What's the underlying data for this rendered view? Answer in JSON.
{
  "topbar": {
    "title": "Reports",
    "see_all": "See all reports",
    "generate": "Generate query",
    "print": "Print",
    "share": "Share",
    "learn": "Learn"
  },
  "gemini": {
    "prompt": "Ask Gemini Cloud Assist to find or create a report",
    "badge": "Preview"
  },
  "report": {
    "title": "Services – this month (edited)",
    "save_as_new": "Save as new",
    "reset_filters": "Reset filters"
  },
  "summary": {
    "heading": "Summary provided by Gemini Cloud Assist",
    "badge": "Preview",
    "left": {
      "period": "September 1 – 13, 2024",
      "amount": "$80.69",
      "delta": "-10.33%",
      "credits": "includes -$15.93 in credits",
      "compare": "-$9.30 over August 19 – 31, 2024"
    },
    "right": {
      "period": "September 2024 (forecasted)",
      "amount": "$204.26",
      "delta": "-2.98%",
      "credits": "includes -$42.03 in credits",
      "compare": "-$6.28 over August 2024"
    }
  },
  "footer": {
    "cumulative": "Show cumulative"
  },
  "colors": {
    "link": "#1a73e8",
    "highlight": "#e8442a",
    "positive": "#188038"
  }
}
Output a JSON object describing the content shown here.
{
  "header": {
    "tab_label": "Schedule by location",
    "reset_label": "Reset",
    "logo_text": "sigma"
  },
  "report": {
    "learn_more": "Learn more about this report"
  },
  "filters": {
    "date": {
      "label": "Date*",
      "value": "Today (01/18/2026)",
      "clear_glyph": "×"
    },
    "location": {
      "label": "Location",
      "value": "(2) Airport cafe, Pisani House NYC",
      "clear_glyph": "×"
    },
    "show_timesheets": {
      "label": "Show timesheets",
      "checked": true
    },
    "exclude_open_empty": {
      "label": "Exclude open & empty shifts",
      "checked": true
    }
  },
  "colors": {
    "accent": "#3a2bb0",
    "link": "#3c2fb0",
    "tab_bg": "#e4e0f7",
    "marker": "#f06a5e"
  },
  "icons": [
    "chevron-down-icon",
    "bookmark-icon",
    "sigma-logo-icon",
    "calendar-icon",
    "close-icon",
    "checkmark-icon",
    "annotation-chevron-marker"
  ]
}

▶ _WHAT YOU WILL DO_:
Extract all of the data shown above without alteration.

▶ _RESULT_:
What's the underlying data for this rendered view? Answer in JSON.
{
  "topbar": {
    "title": "Reports",
    "see_all": "See all reports",
    "generate": "Generate query",
    "print": "Print",
    "share": "Share",
    "learn": "Learn"
  },
  "gemini": {
    "prompt": "Ask Gemini Cloud Assist to find or create a report",
    "badge": "Preview"
  },
  "report": {
    "title": "Services – this month (edited)",
    "save_as_new": "Save as new",
    "reset_filters": "Reset filters"
  },
  "summary": {
    "heading": "Summary provided by Gemini Cloud Assist",
    "badge": "Preview",
    "left": {
      "period": "September 1 – 13, 2024",
      "amount": "$80.69",
      "delta": "-10.33%",
      "credits": "includes -$15.93 in credits",
      "compare": "-$9.30 over August 19 – 31, 2024"
    },
    "right": {
      "period": "September 2024 (forecasted)",
      "amount": "$204.26",
      "delta": "-2.98%",
      "credits": "includes -$42.03 in credits",
      "compare": "-$6.28 over August 2024"
    }
  },
  "footer": {
    "cumulative": "Show cumulative"
  },
  "colors": {
    "link": "#1a73e8",
    "highlight": "#e8442a",
    "positive": "#188038"
  }
}
Output a JSON object describing the content shown here.
{
  "header": {
    "tab_label": "Schedule by location",
    "reset_label": "Reset",
    "logo_text": "sigma"
  },
  "report": {
    "learn_more": "Learn more about this report"
  },
  "filters": {
    "date": {
      "label": "Date*",
      "value": "Today (01/18/2026)",
      "clear_glyph": "×"
    },
    "location": {
      "label": "Location",
      "value": "(2) Airport cafe, Pisani House NYC",
      "clear_glyph": "×"
    },
    "show_timesheets": {
      "label": "Show timesheets",
      "checked": true
    },
    "exclude_open_empty": {
      "label": "Exclude open & empty shifts",
      "checked": true
    }
  },
  "colors": {
    "accent": "#3a2bb0",
    "link": "#3c2fb0",
    "tab_bg": "#e4e0f7",
    "marker": "#f06a5e"
  },
  "icons": [
    "chevron-down-icon",
    "bookmark-icon",
    "sigma-logo-icon",
    "calendar-icon",
    "close-icon",
    "checkmark-icon",
    "annotation-chevron-marker"
  ]
}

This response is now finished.